- [SOURCE DATA]:
────

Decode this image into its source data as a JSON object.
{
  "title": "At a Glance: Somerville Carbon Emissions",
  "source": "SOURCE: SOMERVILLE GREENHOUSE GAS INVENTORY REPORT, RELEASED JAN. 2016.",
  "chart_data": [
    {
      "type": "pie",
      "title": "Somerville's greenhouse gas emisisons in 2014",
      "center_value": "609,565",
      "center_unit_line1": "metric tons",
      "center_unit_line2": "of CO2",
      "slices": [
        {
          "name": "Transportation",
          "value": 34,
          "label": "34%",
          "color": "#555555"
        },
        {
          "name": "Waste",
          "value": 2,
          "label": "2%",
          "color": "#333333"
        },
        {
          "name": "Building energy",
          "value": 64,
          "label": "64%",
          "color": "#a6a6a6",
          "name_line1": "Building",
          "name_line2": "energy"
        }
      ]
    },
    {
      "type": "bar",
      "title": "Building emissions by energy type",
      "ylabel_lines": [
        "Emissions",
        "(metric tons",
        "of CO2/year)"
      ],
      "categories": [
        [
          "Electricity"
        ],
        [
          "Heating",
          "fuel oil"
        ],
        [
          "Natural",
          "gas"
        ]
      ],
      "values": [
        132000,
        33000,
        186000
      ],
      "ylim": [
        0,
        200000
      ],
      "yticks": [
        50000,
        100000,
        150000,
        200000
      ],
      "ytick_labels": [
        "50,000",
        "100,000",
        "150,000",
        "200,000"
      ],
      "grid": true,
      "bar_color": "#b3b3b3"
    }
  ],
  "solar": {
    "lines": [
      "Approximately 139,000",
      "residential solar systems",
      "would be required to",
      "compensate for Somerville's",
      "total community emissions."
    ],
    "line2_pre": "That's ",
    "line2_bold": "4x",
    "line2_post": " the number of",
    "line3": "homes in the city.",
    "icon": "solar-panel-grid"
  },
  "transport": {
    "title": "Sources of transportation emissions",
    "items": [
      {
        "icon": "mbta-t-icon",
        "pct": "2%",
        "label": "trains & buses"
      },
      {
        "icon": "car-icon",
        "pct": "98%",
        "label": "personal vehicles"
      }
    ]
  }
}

────

- [TASK GOAL]: Gather all lines where the word "icon" appears.

- [COMPLETED EXERCISE]:
    "icon": "solar-panel-grid"
        "icon": "mbta-t-icon",
        "icon": "car-icon",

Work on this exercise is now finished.